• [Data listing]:
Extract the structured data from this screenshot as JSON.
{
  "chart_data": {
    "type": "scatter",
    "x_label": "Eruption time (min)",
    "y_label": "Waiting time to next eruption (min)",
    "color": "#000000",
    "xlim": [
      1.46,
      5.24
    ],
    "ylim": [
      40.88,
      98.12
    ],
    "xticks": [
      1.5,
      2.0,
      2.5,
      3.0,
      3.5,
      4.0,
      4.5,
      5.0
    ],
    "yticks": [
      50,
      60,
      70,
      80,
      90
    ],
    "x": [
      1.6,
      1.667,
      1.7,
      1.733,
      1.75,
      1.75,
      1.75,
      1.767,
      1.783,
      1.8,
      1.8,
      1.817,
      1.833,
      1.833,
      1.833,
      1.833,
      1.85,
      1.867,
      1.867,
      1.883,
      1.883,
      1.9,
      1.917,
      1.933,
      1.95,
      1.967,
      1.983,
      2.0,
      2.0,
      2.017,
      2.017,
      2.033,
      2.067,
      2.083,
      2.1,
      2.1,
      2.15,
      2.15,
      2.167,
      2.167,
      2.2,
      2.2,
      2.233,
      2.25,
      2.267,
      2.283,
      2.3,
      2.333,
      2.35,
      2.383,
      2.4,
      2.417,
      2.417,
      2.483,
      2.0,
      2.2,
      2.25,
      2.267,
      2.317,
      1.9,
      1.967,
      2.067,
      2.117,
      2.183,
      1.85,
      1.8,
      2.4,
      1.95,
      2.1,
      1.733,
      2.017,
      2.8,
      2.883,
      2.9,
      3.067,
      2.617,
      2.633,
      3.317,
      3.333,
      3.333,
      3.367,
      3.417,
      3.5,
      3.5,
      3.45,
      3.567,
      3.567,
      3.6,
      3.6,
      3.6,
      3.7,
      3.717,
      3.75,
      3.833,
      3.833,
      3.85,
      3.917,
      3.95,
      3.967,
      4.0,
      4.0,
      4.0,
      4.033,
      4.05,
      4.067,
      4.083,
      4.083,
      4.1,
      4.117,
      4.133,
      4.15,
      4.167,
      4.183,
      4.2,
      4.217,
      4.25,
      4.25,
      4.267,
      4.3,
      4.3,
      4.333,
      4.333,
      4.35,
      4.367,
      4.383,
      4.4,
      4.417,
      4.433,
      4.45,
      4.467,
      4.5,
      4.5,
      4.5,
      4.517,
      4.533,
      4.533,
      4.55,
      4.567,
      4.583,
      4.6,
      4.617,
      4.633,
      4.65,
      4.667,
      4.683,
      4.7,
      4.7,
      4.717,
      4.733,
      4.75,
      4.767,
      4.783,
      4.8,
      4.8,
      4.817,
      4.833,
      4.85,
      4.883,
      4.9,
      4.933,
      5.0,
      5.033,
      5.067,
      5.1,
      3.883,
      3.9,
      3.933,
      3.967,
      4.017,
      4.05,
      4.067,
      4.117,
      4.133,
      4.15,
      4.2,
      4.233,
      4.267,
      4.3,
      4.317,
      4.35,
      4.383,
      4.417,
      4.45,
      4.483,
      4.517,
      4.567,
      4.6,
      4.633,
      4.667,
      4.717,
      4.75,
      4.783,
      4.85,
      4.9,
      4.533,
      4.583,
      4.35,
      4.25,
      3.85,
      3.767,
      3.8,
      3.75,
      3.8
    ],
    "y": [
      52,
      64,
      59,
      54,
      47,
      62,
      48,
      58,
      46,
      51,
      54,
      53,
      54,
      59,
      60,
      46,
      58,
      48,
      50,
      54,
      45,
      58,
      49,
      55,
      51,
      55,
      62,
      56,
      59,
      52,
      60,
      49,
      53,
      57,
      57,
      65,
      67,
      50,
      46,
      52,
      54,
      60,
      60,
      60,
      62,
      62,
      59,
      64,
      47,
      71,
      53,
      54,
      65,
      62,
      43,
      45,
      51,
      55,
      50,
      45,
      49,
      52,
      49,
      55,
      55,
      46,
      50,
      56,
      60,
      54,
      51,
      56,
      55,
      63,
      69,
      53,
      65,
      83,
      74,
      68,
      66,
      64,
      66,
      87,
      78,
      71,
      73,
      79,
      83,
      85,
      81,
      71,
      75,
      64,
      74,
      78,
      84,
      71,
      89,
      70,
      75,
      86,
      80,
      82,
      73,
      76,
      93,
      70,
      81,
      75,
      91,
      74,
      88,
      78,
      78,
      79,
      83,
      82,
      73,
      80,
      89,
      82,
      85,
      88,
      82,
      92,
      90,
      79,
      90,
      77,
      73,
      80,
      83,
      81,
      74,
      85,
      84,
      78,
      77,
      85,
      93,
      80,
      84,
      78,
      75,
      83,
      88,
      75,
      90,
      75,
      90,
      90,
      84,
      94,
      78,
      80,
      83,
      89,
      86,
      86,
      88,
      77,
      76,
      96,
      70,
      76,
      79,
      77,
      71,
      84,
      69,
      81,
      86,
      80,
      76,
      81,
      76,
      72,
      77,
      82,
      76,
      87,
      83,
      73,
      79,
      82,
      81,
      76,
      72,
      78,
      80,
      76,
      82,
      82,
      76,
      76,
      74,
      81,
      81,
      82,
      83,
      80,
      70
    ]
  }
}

• [WRITTEN INSTRUCTION]: Above are the records; retype every one exactly.

• [THE RESPONSE]:
Extract the structured data from this screenshot as JSON.
{
  "chart_data": {
    "type": "scatter",
    "x_label": "Eruption time (min)",
    "y_label": "Waiting time to next eruption (min)",
    "color": "#000000",
    "xlim": [
      1.46,
      5.24
    ],
    "ylim": [
      40.88,
      98.12
    ],
    "xticks": [
      1.5,
      2.0,
      2.5,
      3.0,
      3.5,
      4.0,
      4.5,
      5.0
    ],
    "yticks": [
      50,
      60,
      70,
      80,
      90
    ],
    "x": [
      1.6,
      1.667,
      1.7,
      1.733,
      1.75,
      1.75,
      1.75,
      1.767,
      1.783,
      1.8,
      1.8,
      1.817,
      1.833,
      1.833,
      1.833,
      1.833,
      1.85,
      1.867,
      1.867,
      1.883,
      1.883,
      1.9,
      1.917,
      1.933,
      1.95,
      1.967,
      1.983,
      2.0,
      2.0,
      2.017,
      2.017,
      2.033,
      2.067,
      2.083,
      2.1,
      2.1,
      2.15,
      2.15,
      2.167,
      2.167,
      2.2,
      2.2,
      2.233,
      2.25,
      2.267,
      2.283,
      2.3,
      2.333,
      2.35,
      2.383,
      2.4,
      2.417,
      2.417,
      2.483,
      2.0,
      2.2,
      2.25,
      2.267,
      2.317,
      1.9,
      1.967,
      2.067,
      2.117,
      2.183,
      1.85,
      1.8,
      2.4,
      1.95,
      2.1,
      1.733,
      2.017,
      2.8,
      2.883,
      2.9,
      3.067,
      2.617,
      2.633,
      3.317,
      3.333,
      3.333,
      3.367,
      3.417,
      3.5,
      3.5,
      3.45,
      3.567,
      3.567,
      3.6,
      3.6,
      3.6,
      3.7,
      3.717,
      3.75,
      3.833,
      3.833,
      3.85,
      3.917,
      3.95,
      3.967,
      4.0,
      4.0,
      4.0,
      4.033,
      4.05,
      4.067,
      4.083,
      4.083,
      4.1,
      4.117,
      4.133,
      4.15,
      4.167,
      4.183,
      4.2,
      4.217,
      4.25,
      4.25,
      4.267,
      4.3,
      4.3,
      4.333,
      4.333,
      4.35,
      4.367,
      4.383,
      4.4,
      4.417,
      4.433,
      4.45,
      4.467,
      4.5,
      4.5,
      4.5,
      4.517,
      4.533,
      4.533,
      4.55,
      4.567,
      4.583,
      4.6,
      4.617,
      4.633,
      4.65,
      4.667,
      4.683,
      4.7,
      4.7,
      4.717,
      4.733,
      4.75,
      4.767,
      4.783,
      4.8,
      4.8,
      4.817,
      4.833,
      4.85,
      4.883,
      4.9,
      4.933,
      5.0,
      5.033,
      5.067,
      5.1,
      3.883,
      3.9,
      3.933,
      3.967,
      4.017,
      4.05,
      4.067,
      4.117,
      4.133,
      4.15,
      4.2,
      4.233,
      4.267,
      4.3,
      4.317,
      4.35,
      4.383,
      4.417,
      4.45,
      4.483,
      4.517,
      4.567,
      4.6,
      4.633,
      4.667,
      4.717,
      4.75,
      4.783,
      4.85,
      4.9,
      4.533,
      4.583,
      4.35,
      4.25,
      3.85,
      3.767,
      3.8,
      3.75,
      3.8
    ],
    "y": [
      52,
      64,
      59,
      54,
      47,
      62,
      48,
      58,
      46,
      51,
      54,
      53,
      54,
      59,
      60,
      46,
      58,
      48,
      50,
      54,
      45,
      58,
      49,
      55,
      51,
      55,
      62,
      56,
      59,
      52,
      60,
      49,
      53,
      57,
      57,
      65,
      67,
      50,
      46,
      52,
      54,
      60,
      60,
      60,
      62,
      62,
      59,
      64,
      47,
      71,
      53,
      54,
      65,
      62,
      43,
      45,
      51,
      55,
      50,
      45,
      49,
      52,
      49,
      55,
      55,
      46,
      50,
      56,
      60,
      54,
      51,
      56,
      55,
      63,
      69,
      53,
      65,
      83,
      74,
      68,
      66,
      64,
      66,
      87,
      78,
      71,
      73,
      79,
      83,
      85,
      81,
      71,
      75,
      64,
      74,
      78,
      84,
      71,
      89,
      70,
      75,
      86,
      80,
      82,
      73,
      76,
      93,
      70,
      81,
      75,
      91,
      74,
      88,
      78,
      78,
      79,
      83,
      82,
      73,
      80,
      89,
      82,
      85,
      88,
      82,
      92,
      90,
      79,
      90,
      77,
      73,
      80,
      83,
      81,
      74,
      85,
      84,
      78,
      77,
      85,
      93,
      80,
      84,
      78,
      75,
      83,
      88,
      75,
      90,
      75,
      90,
      90,
      84,
      94,
      78,
      80,
      83,
      89,
      86,
      86,
      88,
      77,
      76,
      96,
      70,
      76,
      79,
      77,
      71,
      84,
      69,
      81,
      86,
      80,
      76,
      81,
      76,
      72,
      77,
      82,
      76,
      87,
      83,
      73,
      79,
      82,
      81,
      76,
      72,
      78,
      80,
      76,
      82,
      82,
      76,
      76,
      74,
      81,
      81,
      82,
      83,
      80,
      70
    ]
  }
}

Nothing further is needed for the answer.